## Exercise passage
= Beginning of Section =

1 //===-- asan_mapping.h ------------------------------------------*- C++ -*-===//
2 //
3 // Part of the LLVM Project, under the Apache License v2.0 with LLVM Exceptions.
4 // See https://llvm.org/LICENSE.txt for license information.
5 // SPDX-License-Identifier: Apache-2.0 WITH LLVM-exception
6 //
7 //===----------------------------------------------------------------------===//
8 //
9 // This file is a part of AddressSanitizer, an address sanity checker.
10 //
11 // Defines ASan memory mapping.
12 //===----------------------------------------------------------------------===//
13 #ifndef ASAN_MAPPING_H
14 #define ASAN_MAPPING_H
15
16 #include "sanitizer_common/sanitizer_platform.h"

= End of Section =

## Supplied material

= Beginning of Section =

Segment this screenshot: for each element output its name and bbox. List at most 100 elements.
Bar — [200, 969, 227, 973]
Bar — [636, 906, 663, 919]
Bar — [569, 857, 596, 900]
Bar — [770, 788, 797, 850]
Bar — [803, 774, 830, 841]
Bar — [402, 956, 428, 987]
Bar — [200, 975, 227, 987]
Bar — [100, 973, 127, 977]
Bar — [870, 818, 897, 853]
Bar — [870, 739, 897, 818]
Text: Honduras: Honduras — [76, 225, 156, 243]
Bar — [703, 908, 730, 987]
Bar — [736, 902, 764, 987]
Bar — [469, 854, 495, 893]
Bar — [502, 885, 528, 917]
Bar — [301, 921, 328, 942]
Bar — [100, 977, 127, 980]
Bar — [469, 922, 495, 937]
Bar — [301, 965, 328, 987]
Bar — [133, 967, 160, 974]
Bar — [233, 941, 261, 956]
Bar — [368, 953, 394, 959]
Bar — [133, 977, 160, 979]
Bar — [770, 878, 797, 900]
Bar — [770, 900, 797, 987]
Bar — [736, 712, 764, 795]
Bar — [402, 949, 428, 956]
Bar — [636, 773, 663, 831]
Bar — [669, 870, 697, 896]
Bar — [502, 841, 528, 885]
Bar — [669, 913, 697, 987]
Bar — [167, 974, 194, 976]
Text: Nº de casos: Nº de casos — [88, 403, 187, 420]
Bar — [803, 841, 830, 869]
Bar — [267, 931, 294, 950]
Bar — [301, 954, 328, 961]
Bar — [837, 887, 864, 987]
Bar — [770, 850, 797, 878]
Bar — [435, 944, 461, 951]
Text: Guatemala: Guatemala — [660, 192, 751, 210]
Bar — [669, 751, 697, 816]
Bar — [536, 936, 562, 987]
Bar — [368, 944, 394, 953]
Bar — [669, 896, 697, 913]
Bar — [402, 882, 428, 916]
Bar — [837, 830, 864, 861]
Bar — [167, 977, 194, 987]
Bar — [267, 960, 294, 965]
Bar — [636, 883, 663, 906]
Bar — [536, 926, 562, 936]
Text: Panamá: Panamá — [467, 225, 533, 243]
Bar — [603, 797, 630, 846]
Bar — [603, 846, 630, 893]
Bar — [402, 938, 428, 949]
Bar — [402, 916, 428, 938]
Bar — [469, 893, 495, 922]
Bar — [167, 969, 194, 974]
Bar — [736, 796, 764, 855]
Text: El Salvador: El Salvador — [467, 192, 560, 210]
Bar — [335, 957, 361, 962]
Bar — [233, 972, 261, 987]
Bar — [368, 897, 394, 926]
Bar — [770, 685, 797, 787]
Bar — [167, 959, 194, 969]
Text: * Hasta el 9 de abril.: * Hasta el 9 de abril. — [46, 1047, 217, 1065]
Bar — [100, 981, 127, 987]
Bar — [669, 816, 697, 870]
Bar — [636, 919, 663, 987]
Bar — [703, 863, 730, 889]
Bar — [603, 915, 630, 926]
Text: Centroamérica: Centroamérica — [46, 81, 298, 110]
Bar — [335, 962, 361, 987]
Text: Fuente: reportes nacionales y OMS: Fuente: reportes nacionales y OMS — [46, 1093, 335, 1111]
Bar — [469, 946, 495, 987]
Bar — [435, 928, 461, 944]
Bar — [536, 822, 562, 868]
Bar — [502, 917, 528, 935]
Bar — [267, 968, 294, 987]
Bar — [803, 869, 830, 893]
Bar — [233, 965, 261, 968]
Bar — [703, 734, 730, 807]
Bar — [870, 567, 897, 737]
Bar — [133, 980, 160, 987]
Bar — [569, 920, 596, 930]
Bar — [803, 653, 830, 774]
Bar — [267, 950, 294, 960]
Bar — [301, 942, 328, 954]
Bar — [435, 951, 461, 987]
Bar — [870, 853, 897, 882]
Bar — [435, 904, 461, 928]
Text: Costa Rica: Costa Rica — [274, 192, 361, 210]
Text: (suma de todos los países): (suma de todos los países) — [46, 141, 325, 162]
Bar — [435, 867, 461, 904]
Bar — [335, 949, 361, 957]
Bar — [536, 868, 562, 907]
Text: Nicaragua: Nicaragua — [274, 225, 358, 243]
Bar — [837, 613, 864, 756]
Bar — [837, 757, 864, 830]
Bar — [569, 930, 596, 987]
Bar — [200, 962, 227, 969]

= End of Section =

Put this sentence from the ASan mapping header into Spanish: "This file is a part of AddressSanitizer, an address sanity checker." The records are separate material and have no connection to the text.

Este archivo forma parte de AddressSanitizer, un verificador de la integridad de las direcciones.